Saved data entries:
++++++++++++++++++++
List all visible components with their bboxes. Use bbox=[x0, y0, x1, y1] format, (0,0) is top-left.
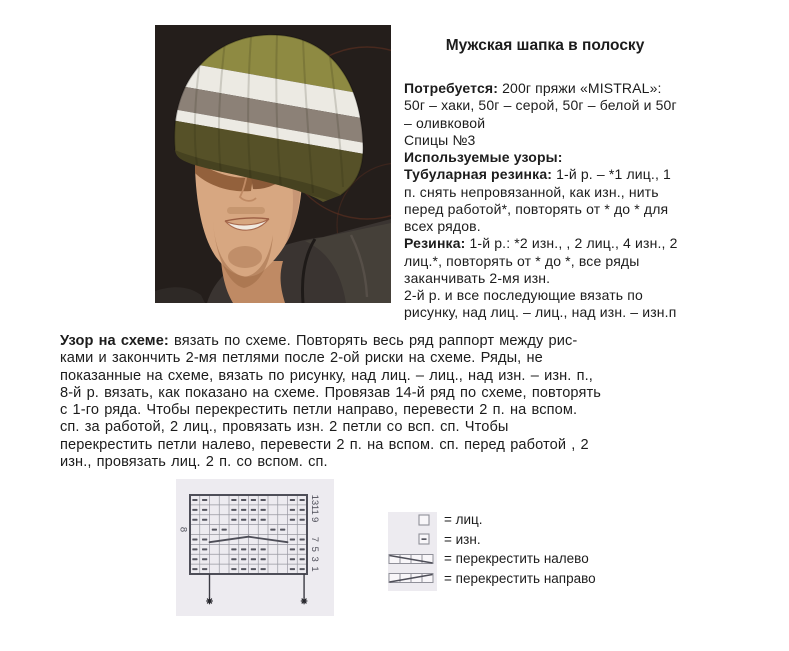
materials-and-patterns-text bbox=[404, 80, 774, 322]
text-line: рисунку, над лиц. – лиц., над изн. – изн.п bbox=[404, 304, 677, 321]
legend-rows bbox=[388, 510, 728, 588]
text-line: п. снять непровязанной, как изн., нить bbox=[404, 183, 659, 200]
purl-dash bbox=[192, 519, 197, 521]
photo-man-in-striped-hat bbox=[155, 25, 391, 303]
text-line: – оливковой bbox=[404, 114, 486, 131]
purl-dash bbox=[270, 529, 275, 531]
text-line: изн., провязать лиц. 2 п. со вспом. сп. bbox=[60, 454, 328, 471]
scheme-instructions-text bbox=[60, 333, 775, 471]
purl-dash bbox=[231, 558, 236, 560]
bold-lead: Используемые узоры: bbox=[404, 149, 563, 165]
purl-dash bbox=[290, 519, 295, 521]
purl-dash bbox=[290, 558, 295, 560]
text-line: сп. за работой, 2 лиц., провязать изн. 2 петли со всп. сп. Чтобы bbox=[60, 419, 509, 436]
purl-dash bbox=[251, 568, 256, 570]
purl-dash bbox=[192, 568, 197, 570]
chart-legend bbox=[388, 510, 728, 588]
text-line: Узор на схеме: вязать по схеме. Повторять весь ряд раппорт между рис- bbox=[60, 333, 578, 349]
knitting-chart-grid bbox=[176, 479, 334, 616]
purl-dash bbox=[192, 538, 197, 540]
legend-label: = перекрестить направо bbox=[444, 570, 596, 586]
purl-dash bbox=[192, 558, 197, 560]
purl-dash bbox=[261, 519, 266, 521]
text-line: Тубуларная резинка: 1-й р. – *1 лиц., 1 bbox=[404, 166, 671, 183]
knit-cell-icon bbox=[388, 513, 434, 527]
purl-dash bbox=[192, 548, 197, 550]
purl-dash bbox=[261, 558, 266, 560]
purl-dash bbox=[300, 538, 305, 540]
text-line: перед работой*, повторять от * до * для bbox=[404, 200, 669, 217]
purl-dash bbox=[300, 519, 305, 521]
page-title: Мужская шапка в полоску bbox=[445, 37, 645, 54]
purl-dash bbox=[231, 548, 236, 550]
text-line: Резинка: 1-й р.: *2 изн., , 2 лиц., 4 изн., 2 bbox=[404, 235, 678, 252]
legend-item bbox=[388, 530, 728, 550]
purl-dash bbox=[241, 548, 246, 550]
purl-dash bbox=[202, 558, 207, 560]
row-number: 7 bbox=[309, 536, 320, 543]
bold-lead: Потребуется: bbox=[404, 80, 499, 96]
text-line: ками и закончить 2-мя петлями после 2-ой риски на схеме. Ряды, не bbox=[60, 350, 543, 367]
purl-dash bbox=[202, 499, 207, 501]
text-line: 50г – хаки, 50г – серой, 50г – белой и 50г bbox=[404, 97, 677, 114]
repeat-mark-star bbox=[208, 599, 211, 602]
bold-lead: Резинка: bbox=[404, 235, 466, 252]
purl-dash bbox=[251, 499, 256, 501]
bold-lead: Узор на схеме: bbox=[60, 333, 169, 349]
purl-dash bbox=[192, 499, 197, 501]
row-number: 3 bbox=[309, 556, 320, 562]
purl-dash bbox=[241, 509, 246, 511]
purl-dash bbox=[290, 509, 295, 511]
purl-dash bbox=[212, 529, 217, 531]
legend-label: = перекрестить налево bbox=[444, 551, 589, 567]
row-number: 1 bbox=[309, 566, 320, 572]
legend-item bbox=[388, 569, 728, 589]
purl-dash bbox=[251, 548, 256, 550]
purl-dash bbox=[261, 568, 266, 570]
purl-dash bbox=[261, 499, 266, 501]
purl-dash bbox=[241, 568, 246, 570]
text-line: с 1-го ряда. Чтобы перекрестить петли направо, перевести 2 п. на вспом. bbox=[60, 402, 578, 419]
purl-dash bbox=[202, 519, 207, 521]
purl-dash bbox=[231, 499, 236, 501]
text-line bbox=[404, 149, 774, 166]
purl-cell-icon bbox=[388, 532, 434, 546]
legend-item bbox=[388, 510, 728, 530]
bold-lead: Тубуларная резинка: bbox=[404, 166, 553, 183]
purl-dash bbox=[241, 519, 246, 521]
text-line: заканчивать 2-мя изн. bbox=[404, 269, 551, 286]
text-line: показанные на схеме, вязать по рисунку, над лиц. – лиц., над изн. – изн. п., bbox=[60, 367, 593, 384]
purl-dash bbox=[300, 568, 305, 570]
purl-dash bbox=[241, 558, 246, 560]
purl-dash bbox=[202, 548, 207, 550]
knitting-chart bbox=[176, 479, 334, 616]
text-line: Потребуется: 200г пряжи «MISTRAL»: bbox=[404, 80, 662, 96]
text-line: лиц.*, повторять от * до *, все ряды bbox=[404, 252, 640, 269]
purl-dash bbox=[251, 519, 256, 521]
legend-label: = изн. bbox=[444, 531, 481, 547]
purl-dash bbox=[290, 568, 295, 570]
purl-dash bbox=[202, 509, 207, 511]
text-line: 8-й р. вязать, как показано на схеме. Провязав 14-й ряд по схеме, повторять bbox=[60, 384, 601, 401]
purl-dash bbox=[241, 499, 246, 501]
purl-dash bbox=[202, 538, 207, 540]
repeat-mark-star bbox=[302, 599, 305, 602]
legend-item bbox=[388, 549, 728, 569]
purl-dash bbox=[202, 568, 207, 570]
row-number: 9 bbox=[309, 517, 320, 523]
purl-dash bbox=[231, 519, 236, 521]
cross-left-icon bbox=[388, 552, 434, 566]
row-number: 8 bbox=[177, 526, 189, 533]
purl-dash bbox=[231, 568, 236, 570]
purl-dash bbox=[251, 509, 256, 511]
cross-right-icon bbox=[388, 571, 434, 585]
purl-dash bbox=[300, 509, 305, 511]
text-line: всех рядов. bbox=[404, 218, 481, 234]
purl-dash bbox=[290, 499, 295, 501]
purl-dash bbox=[261, 509, 266, 511]
purl-dash bbox=[231, 509, 236, 511]
purl-dash bbox=[290, 548, 295, 550]
purl-dash bbox=[300, 499, 305, 501]
purl-dash bbox=[261, 548, 266, 550]
text-line: перекрестить петли налево, перевести 2 п. на вспом. сп. перед работой , 2 bbox=[60, 436, 589, 453]
purl-dash bbox=[300, 558, 305, 560]
text-line: 2-й р. и все последующие вязать по bbox=[404, 287, 643, 303]
purl-dash bbox=[300, 548, 305, 550]
legend-label: = лиц. bbox=[444, 512, 483, 528]
row-number: 11 bbox=[309, 504, 320, 515]
purl-dash bbox=[290, 538, 295, 540]
purl-dash bbox=[251, 558, 256, 560]
row-number: 13 bbox=[309, 494, 320, 506]
purl-dash bbox=[222, 529, 227, 531]
purl-dash bbox=[280, 529, 285, 531]
purl-dash bbox=[192, 509, 197, 511]
row-number: 5 bbox=[309, 546, 320, 552]
text-line: Спицы №3 bbox=[404, 131, 476, 148]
++++++++++++++++++++
• [YOUR INSTRUCTIONS]: Please copy out the records above with "purl-mark" substituted for every "purl-dash" and everything else kept as it is. Omit the pictures from your copy.

• [RESULT]:
List all visible components with their bboxes. Use bbox=[x0, y0, x1, y1] format, (0,0) is top-left.
materials-and-patterns-text bbox=[404, 80, 774, 322]
text-line: рисунку, над лиц. – лиц., над изн. – изн.п bbox=[404, 304, 677, 321]
legend-rows bbox=[388, 510, 728, 588]
text-line: п. снять непровязанной, как изн., нить bbox=[404, 183, 659, 200]
purl-mark bbox=[192, 519, 197, 521]
photo-man-in-striped-hat bbox=[155, 25, 391, 303]
text-line: – оливковой bbox=[404, 114, 486, 131]
purl-mark bbox=[270, 529, 275, 531]
text-line: изн., провязать лиц. 2 п. со вспом. сп. bbox=[60, 454, 328, 471]
scheme-instructions-text bbox=[60, 333, 775, 471]
purl-mark bbox=[231, 558, 236, 560]
bold-lead: Используемые узоры: bbox=[404, 149, 563, 165]
purl-mark bbox=[290, 519, 295, 521]
purl-mark bbox=[290, 558, 295, 560]
text-line: сп. за работой, 2 лиц., провязать изн. 2 петли со всп. сп. Чтобы bbox=[60, 419, 509, 436]
purl-mark bbox=[251, 568, 256, 570]
purl-mark bbox=[192, 568, 197, 570]
chart-legend bbox=[388, 510, 728, 588]
text-line: Узор на схеме: вязать по схеме. Повторять весь ряд раппорт между рис- bbox=[60, 333, 578, 349]
knitting-chart-grid bbox=[176, 479, 334, 616]
purl-mark bbox=[192, 538, 197, 540]
legend-label: = перекрестить направо bbox=[444, 570, 596, 586]
purl-mark bbox=[192, 558, 197, 560]
purl-mark bbox=[261, 519, 266, 521]
text-line: Тубуларная резинка: 1-й р. – *1 лиц., 1 bbox=[404, 166, 671, 183]
knit-cell-icon bbox=[388, 513, 434, 527]
purl-mark bbox=[192, 548, 197, 550]
purl-mark bbox=[261, 558, 266, 560]
purl-mark bbox=[300, 538, 305, 540]
text-line: перед работой*, повторять от * до * для bbox=[404, 200, 669, 217]
purl-mark bbox=[300, 519, 305, 521]
page-title: Мужская шапка в полоску bbox=[445, 37, 645, 54]
purl-mark bbox=[231, 548, 236, 550]
text-line: Резинка: 1-й р.: *2 изн., , 2 лиц., 4 изн., 2 bbox=[404, 235, 678, 252]
legend-item bbox=[388, 530, 728, 550]
purl-mark bbox=[241, 548, 246, 550]
purl-mark bbox=[202, 558, 207, 560]
row-number: 7 bbox=[309, 536, 320, 543]
bold-lead: Потребуется: bbox=[404, 80, 499, 96]
text-line: ками и закончить 2-мя петлями после 2-ой риски на схеме. Ряды, не bbox=[60, 350, 543, 367]
purl-mark bbox=[202, 499, 207, 501]
text-line: 50г – хаки, 50г – серой, 50г – белой и 50г bbox=[404, 97, 677, 114]
repeat-mark-star bbox=[208, 599, 211, 602]
bold-lead: Резинка: bbox=[404, 235, 466, 252]
purl-mark bbox=[251, 499, 256, 501]
bold-lead: Узор на схеме: bbox=[60, 333, 169, 349]
purl-mark bbox=[192, 499, 197, 501]
row-number: 3 bbox=[309, 556, 320, 562]
purl-mark bbox=[241, 509, 246, 511]
purl-mark bbox=[290, 509, 295, 511]
purl-mark bbox=[212, 529, 217, 531]
legend-label: = перекрестить налево bbox=[444, 551, 589, 567]
row-number: 1 bbox=[309, 566, 320, 572]
legend-item bbox=[388, 569, 728, 589]
purl-mark bbox=[251, 548, 256, 550]
purl-mark bbox=[261, 568, 266, 570]
purl-mark bbox=[261, 499, 266, 501]
purl-mark bbox=[241, 568, 246, 570]
text-line: с 1-го ряда. Чтобы перекрестить петли направо, перевести 2 п. на вспом. bbox=[60, 402, 578, 419]
purl-mark bbox=[202, 519, 207, 521]
purl-mark bbox=[231, 499, 236, 501]
text-line bbox=[404, 149, 774, 166]
purl-cell-icon bbox=[388, 532, 434, 546]
legend-item bbox=[388, 510, 728, 530]
bold-lead: Тубуларная резинка: bbox=[404, 166, 553, 183]
purl-mark bbox=[241, 519, 246, 521]
text-line: заканчивать 2-мя изн. bbox=[404, 269, 551, 286]
text-line: показанные на схеме, вязать по рисунку, над лиц. – лиц., над изн. – изн. п., bbox=[60, 367, 593, 384]
purl-mark bbox=[300, 568, 305, 570]
purl-mark bbox=[241, 558, 246, 560]
purl-mark bbox=[202, 548, 207, 550]
knitting-chart bbox=[176, 479, 334, 616]
text-line: Потребуется: 200г пряжи «MISTRAL»: bbox=[404, 80, 662, 96]
text-line: лиц.*, повторять от * до *, все ряды bbox=[404, 252, 640, 269]
purl-mark bbox=[251, 519, 256, 521]
legend-label: = изн. bbox=[444, 531, 481, 547]
purl-mark bbox=[290, 568, 295, 570]
purl-mark bbox=[202, 509, 207, 511]
text-line: 8-й р. вязать, как показано на схеме. Провязав 14-й ряд по схеме, повторять bbox=[60, 384, 601, 401]
purl-mark bbox=[241, 499, 246, 501]
purl-mark bbox=[202, 538, 207, 540]
repeat-mark-star bbox=[302, 599, 305, 602]
legend-item bbox=[388, 549, 728, 569]
purl-mark bbox=[202, 568, 207, 570]
row-number: 9 bbox=[309, 517, 320, 523]
purl-mark bbox=[231, 519, 236, 521]
cross-left-icon bbox=[388, 552, 434, 566]
row-number: 8 bbox=[177, 526, 189, 533]
purl-mark bbox=[231, 568, 236, 570]
purl-mark bbox=[251, 509, 256, 511]
cross-right-icon bbox=[388, 571, 434, 585]
purl-mark bbox=[300, 509, 305, 511]
text-line: всех рядов. bbox=[404, 218, 481, 234]
purl-mark bbox=[290, 499, 295, 501]
purl-mark bbox=[261, 509, 266, 511]
purl-mark bbox=[231, 509, 236, 511]
purl-mark bbox=[290, 548, 295, 550]
purl-mark bbox=[300, 499, 305, 501]
purl-mark bbox=[261, 548, 266, 550]
text-line: перекрестить петли налево, перевести 2 п. на вспом. сп. перед работой , 2 bbox=[60, 436, 589, 453]
purl-mark bbox=[300, 558, 305, 560]
text-line: 2-й р. и все последующие вязать по bbox=[404, 287, 643, 303]
purl-mark bbox=[300, 548, 305, 550]
legend-label: = лиц. bbox=[444, 512, 483, 528]
row-number: 11 bbox=[309, 504, 320, 515]
purl-mark bbox=[290, 538, 295, 540]
purl-mark bbox=[251, 558, 256, 560]
row-number: 13 bbox=[309, 494, 320, 506]
purl-mark bbox=[222, 529, 227, 531]
purl-mark bbox=[280, 529, 285, 531]
purl-mark bbox=[192, 509, 197, 511]
row-number: 5 bbox=[309, 546, 320, 552]
text-line: Спицы №3 bbox=[404, 131, 476, 148]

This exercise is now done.